[Begin Listing]

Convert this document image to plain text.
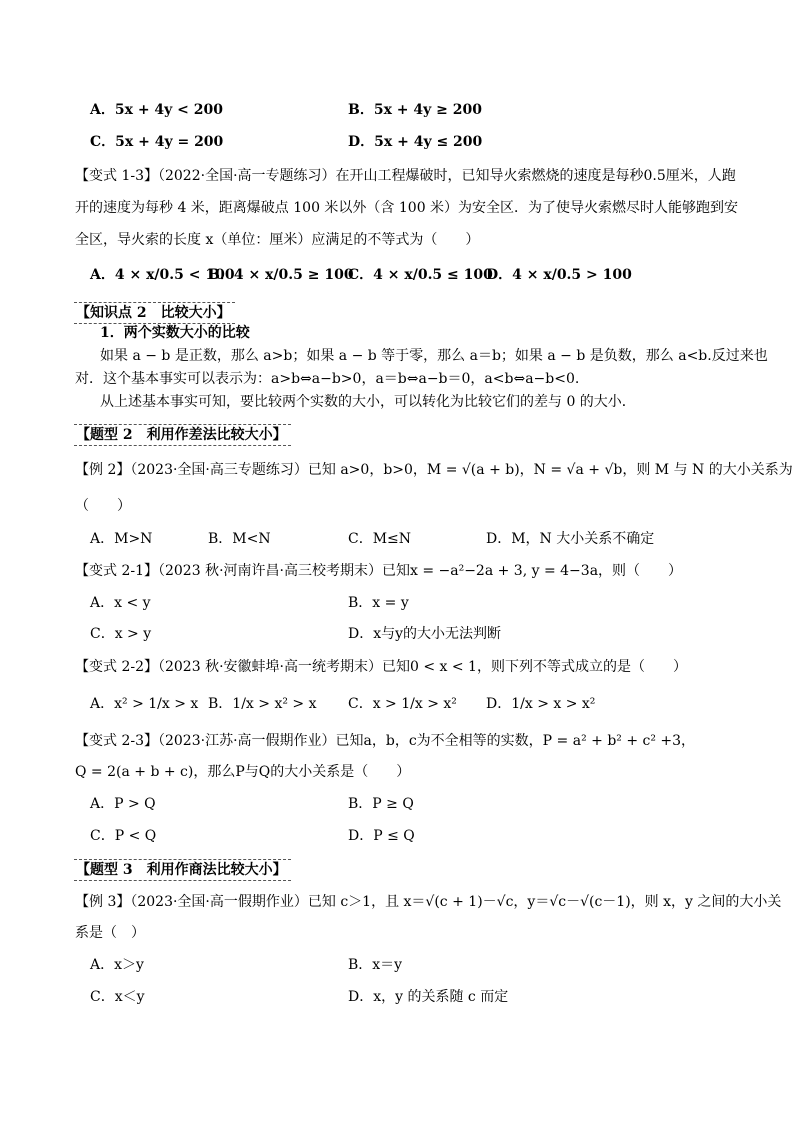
A．5x + 4y < 200	B．5x + 4y ≥ 200
C．5x + 4y = 200	D．5x + 4y ≤ 200
【变式 1-3】（2022·全国·高一专题练习）在开山工程爆破时，已知导火索燃烧的速度是每秒0.5厘米，人跑
开的速度为每秒 4 米，距离爆破点 100 米以外（含 100 米）为安全区．为了使导火索燃尽时人能够跑到安
全区，导火索的长度 x（单位：厘米）应满足的不等式为（　　）
A．4 × x/0.5 < 100
B．4 × x/0.5 ≥ 100
C．4 × x/0.5 ≤ 100
D．4 × x/0.5 > 100
【知识点 2　比较大小】
1．两个实数大小的比较
如果 a − b 是正数，那么 a>b；如果 a − b 等于零，那么 a＝b；如果 a − b 是负数，那么 a<b.反过来也
对．这个基本事实可以表示为：a>b⇔a−b>0，a＝b⇔a−b＝0，a<b⇔a−b<0.
从上述基本事实可知，要比较两个实数的大小，可以转化为比较它们的差与 0 的大小．
【题型 2　利用作差法比较大小】
【例 2】（2023·全国·高三专题练习）已知 a>0，b>0，M = √(a + b)，N = √a + √b，则 M 与 N 的大小关系为
（　　）
A．M>N	B．M<N	C．M≤N	D．M，N 大小关系不确定
【变式 2-1】（2023 秋·河南许昌·高三校考期末）已知x = −a²−2a + 3, y = 4−3a，则（　　）
A．x < y	B．x = y
C．x > y	D．x与y的大小无法判断
【变式 2-2】（2023 秋·安徽蚌埠·高一统考期末）已知0 < x < 1，则下列不等式成立的是（　　）
A．x² > 1/x > x B．1/x > x² > x C．x > 1/x > x² D．1/x > x > x²
【变式 2-3】（2023·江苏·高一假期作业）已知a，b，c为不全相等的实数，P = a² + b² + c² +3，
Q = 2(a + b + c)，那么P与Q的大小关系是（　　）
A．P > Q	B．P ≥ Q
C．P < Q	D．P ≤ Q
【题型 3　利用作商法比较大小】
【例 3】（2023·全国·高一假期作业）已知 c＞1，且 x＝√(c + 1)－√c，y＝√c－√(c－1)，则 x，y 之间的大小关
系是（　）
A．x＞y	B．x＝y
C．x＜y	D．x，y 的关系随 c 而定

[End Listing]

Written problem: Quote the records above exactly, leaving out any pictures.

Solution to the exercise:
Convert this document image to plain text.
A．5x + 4y < 200	B．5x + 4y ≥ 200
C．5x + 4y = 200	D．5x + 4y ≤ 200
【变式 1-3】（2022·全国·高一专题练习）在开山工程爆破时，已知导火索燃烧的速度是每秒0.5厘米，人跑
开的速度为每秒 4 米，距离爆破点 100 米以外（含 100 米）为安全区．为了使导火索燃尽时人能够跑到安
全区，导火索的长度 x（单位：厘米）应满足的不等式为（　　）
A．4 × x/0.5 < 100
B．4 × x/0.5 ≥ 100
C．4 × x/0.5 ≤ 100
D．4 × x/0.5 > 100
【知识点 2　比较大小】
1．两个实数大小的比较
如果 a − b 是正数，那么 a>b；如果 a − b 等于零，那么 a＝b；如果 a − b 是负数，那么 a<b.反过来也
对．这个基本事实可以表示为：a>b⇔a−b>0，a＝b⇔a−b＝0，a<b⇔a−b<0.
从上述基本事实可知，要比较两个实数的大小，可以转化为比较它们的差与 0 的大小．
【题型 2　利用作差法比较大小】
【例 2】（2023·全国·高三专题练习）已知 a>0，b>0，M = √(a + b)，N = √a + √b，则 M 与 N 的大小关系为
（　　）
A．M>N	B．M<N	C．M≤N	D．M，N 大小关系不确定
【变式 2-1】（2023 秋·河南许昌·高三校考期末）已知x = −a²−2a + 3, y = 4−3a，则（　　）
A．x < y	B．x = y
C．x > y	D．x与y的大小无法判断
【变式 2-2】（2023 秋·安徽蚌埠·高一统考期末）已知0 < x < 1，则下列不等式成立的是（　　）
A．x² > 1/x > x B．1/x > x² > x C．x > 1/x > x² D．1/x > x > x²
【变式 2-3】（2023·江苏·高一假期作业）已知a，b，c为不全相等的实数，P = a² + b² + c² +3，
Q = 2(a + b + c)，那么P与Q的大小关系是（　　）
A．P > Q	B．P ≥ Q
C．P < Q	D．P ≤ Q
【题型 3　利用作商法比较大小】
【例 3】（2023·全国·高一假期作业）已知 c＞1，且 x＝√(c + 1)－√c，y＝√c－√(c－1)，则 x，y 之间的大小关
系是（　）
A．x＞y	B．x＝y
C．x＜y	D．x，y 的关系随 c 而定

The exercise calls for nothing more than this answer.